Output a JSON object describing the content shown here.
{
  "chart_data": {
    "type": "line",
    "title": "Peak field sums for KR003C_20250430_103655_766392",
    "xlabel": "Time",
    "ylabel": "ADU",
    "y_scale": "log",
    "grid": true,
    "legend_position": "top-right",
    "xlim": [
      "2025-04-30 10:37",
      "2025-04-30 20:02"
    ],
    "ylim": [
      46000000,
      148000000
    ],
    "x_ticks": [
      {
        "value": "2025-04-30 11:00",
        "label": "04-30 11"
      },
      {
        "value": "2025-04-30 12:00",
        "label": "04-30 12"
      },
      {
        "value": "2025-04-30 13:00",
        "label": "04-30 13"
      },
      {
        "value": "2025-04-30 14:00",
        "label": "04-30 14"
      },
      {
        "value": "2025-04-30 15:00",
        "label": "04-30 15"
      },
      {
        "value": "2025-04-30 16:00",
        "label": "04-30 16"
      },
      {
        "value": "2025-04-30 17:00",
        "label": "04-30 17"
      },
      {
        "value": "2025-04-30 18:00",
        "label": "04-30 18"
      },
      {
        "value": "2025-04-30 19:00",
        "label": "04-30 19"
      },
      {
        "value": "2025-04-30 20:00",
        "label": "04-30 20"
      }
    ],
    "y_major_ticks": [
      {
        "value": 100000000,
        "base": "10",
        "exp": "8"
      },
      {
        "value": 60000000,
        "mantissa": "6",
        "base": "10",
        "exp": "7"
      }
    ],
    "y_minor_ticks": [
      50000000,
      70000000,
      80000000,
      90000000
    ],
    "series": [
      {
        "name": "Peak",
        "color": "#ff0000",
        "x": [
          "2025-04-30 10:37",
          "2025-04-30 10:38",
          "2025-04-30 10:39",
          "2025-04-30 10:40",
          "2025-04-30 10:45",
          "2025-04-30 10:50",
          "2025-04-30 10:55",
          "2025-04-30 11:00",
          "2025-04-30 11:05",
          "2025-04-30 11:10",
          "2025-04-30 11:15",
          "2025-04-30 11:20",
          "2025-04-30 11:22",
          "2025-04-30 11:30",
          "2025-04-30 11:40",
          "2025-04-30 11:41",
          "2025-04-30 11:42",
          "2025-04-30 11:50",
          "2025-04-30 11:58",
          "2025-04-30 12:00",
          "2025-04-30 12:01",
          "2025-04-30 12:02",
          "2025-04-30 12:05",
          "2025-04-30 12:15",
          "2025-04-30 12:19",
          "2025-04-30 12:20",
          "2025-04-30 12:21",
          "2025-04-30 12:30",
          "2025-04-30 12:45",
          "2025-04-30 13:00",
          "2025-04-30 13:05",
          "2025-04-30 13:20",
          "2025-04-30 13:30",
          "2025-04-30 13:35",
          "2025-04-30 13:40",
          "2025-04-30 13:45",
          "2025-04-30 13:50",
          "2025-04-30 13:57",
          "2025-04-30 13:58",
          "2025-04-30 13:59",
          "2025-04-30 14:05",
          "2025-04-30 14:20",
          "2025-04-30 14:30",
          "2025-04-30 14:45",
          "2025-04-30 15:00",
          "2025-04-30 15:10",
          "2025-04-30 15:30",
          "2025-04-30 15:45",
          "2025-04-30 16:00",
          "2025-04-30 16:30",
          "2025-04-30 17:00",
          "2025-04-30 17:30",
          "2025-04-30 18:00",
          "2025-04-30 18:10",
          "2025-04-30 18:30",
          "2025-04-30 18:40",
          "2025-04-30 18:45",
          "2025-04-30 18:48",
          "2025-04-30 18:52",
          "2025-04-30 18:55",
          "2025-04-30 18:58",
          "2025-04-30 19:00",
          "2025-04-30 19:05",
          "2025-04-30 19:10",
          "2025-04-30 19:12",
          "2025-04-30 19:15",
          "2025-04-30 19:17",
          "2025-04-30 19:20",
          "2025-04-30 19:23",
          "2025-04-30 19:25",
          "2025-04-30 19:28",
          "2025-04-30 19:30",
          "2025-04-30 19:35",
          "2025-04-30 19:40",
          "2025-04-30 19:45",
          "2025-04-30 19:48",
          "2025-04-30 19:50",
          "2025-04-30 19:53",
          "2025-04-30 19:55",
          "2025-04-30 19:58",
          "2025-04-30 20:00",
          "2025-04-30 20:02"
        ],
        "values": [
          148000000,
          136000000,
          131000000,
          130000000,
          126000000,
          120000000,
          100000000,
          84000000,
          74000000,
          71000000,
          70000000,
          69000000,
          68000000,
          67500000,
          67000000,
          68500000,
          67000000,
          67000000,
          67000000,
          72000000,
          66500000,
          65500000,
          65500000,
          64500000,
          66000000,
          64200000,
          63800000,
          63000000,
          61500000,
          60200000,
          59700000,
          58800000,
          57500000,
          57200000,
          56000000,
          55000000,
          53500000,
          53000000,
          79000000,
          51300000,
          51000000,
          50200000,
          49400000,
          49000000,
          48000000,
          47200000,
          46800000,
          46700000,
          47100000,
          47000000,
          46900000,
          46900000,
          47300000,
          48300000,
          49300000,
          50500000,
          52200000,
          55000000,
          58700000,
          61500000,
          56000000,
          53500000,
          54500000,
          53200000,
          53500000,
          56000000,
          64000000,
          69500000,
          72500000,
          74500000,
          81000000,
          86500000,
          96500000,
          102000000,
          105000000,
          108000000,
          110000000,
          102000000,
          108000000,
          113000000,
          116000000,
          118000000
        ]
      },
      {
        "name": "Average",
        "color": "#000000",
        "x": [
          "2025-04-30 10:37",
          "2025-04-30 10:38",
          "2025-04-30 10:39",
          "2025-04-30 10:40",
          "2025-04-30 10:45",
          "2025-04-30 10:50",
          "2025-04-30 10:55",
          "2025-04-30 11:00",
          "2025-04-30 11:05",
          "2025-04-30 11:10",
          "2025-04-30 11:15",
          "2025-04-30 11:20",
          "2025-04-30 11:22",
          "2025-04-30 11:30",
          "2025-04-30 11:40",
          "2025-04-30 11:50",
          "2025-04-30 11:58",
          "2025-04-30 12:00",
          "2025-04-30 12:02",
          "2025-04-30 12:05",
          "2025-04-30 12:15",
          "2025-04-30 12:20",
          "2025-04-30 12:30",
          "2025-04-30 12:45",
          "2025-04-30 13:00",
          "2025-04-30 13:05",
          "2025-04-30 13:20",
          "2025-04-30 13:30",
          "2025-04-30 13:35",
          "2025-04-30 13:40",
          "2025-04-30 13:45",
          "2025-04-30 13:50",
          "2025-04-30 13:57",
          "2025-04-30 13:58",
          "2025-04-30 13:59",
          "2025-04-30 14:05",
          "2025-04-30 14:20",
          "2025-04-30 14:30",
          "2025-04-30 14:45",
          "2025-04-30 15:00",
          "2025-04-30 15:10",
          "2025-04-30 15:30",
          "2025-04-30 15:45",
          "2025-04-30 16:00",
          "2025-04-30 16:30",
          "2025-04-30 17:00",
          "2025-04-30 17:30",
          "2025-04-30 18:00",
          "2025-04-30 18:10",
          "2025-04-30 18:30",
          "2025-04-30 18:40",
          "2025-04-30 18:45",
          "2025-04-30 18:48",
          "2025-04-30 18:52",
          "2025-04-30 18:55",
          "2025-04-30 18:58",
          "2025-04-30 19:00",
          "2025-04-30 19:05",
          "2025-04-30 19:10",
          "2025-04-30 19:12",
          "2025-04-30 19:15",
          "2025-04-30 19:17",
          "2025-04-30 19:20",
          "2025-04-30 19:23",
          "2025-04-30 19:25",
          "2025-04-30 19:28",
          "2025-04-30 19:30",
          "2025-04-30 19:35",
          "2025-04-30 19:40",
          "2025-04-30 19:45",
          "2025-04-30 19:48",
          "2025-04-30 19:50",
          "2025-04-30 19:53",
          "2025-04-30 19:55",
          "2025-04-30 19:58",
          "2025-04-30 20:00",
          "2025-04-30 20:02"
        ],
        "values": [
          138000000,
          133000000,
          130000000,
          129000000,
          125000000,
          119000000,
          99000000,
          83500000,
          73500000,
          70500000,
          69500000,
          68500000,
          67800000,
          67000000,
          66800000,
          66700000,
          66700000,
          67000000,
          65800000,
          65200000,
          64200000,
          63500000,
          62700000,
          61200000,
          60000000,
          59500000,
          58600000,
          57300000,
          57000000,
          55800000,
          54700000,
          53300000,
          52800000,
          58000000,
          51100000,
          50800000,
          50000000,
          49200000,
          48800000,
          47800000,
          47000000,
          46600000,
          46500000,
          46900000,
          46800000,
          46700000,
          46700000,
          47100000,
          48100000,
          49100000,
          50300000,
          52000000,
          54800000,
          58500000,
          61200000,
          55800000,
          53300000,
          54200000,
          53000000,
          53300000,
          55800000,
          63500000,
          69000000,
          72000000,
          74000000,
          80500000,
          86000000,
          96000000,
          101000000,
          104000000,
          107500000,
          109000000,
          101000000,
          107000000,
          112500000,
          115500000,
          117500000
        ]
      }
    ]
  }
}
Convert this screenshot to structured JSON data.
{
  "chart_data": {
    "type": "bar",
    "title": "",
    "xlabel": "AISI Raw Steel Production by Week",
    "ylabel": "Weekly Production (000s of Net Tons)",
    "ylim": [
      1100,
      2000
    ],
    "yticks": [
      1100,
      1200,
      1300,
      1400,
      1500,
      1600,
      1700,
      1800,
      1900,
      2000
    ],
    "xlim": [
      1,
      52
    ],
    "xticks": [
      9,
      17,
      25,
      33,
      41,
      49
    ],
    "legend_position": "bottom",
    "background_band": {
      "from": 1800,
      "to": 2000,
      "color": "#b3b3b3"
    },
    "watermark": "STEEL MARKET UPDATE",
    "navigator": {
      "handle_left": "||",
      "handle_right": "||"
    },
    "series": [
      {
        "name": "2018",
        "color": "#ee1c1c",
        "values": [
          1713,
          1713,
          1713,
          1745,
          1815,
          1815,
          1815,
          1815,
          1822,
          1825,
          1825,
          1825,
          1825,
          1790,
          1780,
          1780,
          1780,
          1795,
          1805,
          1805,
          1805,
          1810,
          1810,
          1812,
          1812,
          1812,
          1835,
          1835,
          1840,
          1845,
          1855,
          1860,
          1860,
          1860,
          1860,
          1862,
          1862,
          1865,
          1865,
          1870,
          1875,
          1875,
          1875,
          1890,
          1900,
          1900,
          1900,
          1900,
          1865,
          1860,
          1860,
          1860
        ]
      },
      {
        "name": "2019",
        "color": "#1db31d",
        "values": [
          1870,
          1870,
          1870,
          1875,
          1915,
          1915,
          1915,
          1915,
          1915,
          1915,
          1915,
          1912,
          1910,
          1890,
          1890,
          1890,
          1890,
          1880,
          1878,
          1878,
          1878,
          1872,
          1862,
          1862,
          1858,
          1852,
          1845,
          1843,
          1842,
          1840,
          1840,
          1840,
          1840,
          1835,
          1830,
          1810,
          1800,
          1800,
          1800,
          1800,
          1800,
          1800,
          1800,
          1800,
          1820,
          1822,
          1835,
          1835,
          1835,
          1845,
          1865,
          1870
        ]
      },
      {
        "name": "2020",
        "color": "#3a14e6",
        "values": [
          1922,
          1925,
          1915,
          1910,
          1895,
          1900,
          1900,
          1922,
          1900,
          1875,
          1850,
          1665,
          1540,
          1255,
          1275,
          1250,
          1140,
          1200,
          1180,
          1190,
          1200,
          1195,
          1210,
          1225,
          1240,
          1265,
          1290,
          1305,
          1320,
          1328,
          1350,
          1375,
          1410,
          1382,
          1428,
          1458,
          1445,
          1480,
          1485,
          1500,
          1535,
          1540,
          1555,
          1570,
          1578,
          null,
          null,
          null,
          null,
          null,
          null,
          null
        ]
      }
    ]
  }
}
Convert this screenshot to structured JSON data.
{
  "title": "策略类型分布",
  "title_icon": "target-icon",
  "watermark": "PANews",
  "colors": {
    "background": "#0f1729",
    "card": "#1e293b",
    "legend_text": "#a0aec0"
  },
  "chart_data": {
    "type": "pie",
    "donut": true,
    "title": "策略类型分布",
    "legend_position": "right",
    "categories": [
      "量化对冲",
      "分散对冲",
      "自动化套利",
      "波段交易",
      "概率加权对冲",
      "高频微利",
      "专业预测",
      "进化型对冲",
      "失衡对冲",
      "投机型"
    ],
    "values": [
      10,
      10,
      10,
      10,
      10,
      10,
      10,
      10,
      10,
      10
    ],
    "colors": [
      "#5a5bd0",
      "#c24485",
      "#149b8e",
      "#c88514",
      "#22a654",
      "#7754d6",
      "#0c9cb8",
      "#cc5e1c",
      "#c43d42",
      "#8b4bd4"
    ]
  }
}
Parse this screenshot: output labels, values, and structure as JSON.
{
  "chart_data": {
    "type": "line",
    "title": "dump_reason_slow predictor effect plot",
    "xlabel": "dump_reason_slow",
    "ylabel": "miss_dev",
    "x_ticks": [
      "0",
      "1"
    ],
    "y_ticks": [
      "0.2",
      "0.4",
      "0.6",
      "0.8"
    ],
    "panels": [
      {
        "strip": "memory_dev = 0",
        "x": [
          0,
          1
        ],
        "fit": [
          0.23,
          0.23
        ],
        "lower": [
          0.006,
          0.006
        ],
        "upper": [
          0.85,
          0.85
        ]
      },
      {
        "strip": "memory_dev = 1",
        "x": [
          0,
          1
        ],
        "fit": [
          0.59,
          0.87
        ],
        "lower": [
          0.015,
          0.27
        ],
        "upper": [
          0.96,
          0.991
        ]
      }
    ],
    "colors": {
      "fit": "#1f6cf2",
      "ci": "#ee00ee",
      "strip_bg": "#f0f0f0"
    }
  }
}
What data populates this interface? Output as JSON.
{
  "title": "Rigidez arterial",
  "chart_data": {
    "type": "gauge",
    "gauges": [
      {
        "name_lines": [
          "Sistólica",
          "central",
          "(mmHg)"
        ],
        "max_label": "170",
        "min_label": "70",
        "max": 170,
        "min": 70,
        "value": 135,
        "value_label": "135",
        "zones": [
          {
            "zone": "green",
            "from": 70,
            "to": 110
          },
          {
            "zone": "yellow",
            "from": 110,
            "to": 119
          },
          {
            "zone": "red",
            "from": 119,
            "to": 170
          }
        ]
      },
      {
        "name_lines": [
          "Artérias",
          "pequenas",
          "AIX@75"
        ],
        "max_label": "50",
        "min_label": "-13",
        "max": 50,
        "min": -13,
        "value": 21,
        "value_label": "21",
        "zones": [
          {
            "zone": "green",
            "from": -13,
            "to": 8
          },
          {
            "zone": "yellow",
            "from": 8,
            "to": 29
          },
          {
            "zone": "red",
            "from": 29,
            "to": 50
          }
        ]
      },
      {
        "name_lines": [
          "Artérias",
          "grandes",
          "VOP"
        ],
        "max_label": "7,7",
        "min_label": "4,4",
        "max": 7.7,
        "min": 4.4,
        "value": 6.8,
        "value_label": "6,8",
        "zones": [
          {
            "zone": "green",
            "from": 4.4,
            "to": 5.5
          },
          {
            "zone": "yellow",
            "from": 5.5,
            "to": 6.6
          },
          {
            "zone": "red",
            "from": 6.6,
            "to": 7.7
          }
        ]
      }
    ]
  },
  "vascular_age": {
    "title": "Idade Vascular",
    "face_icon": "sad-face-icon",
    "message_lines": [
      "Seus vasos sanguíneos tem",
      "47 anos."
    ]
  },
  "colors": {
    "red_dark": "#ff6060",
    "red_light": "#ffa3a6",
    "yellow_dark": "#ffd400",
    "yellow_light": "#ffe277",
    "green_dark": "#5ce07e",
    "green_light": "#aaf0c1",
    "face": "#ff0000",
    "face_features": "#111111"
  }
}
● ● ● ● ●
Give only the count of lines in the data that include the string "from".

10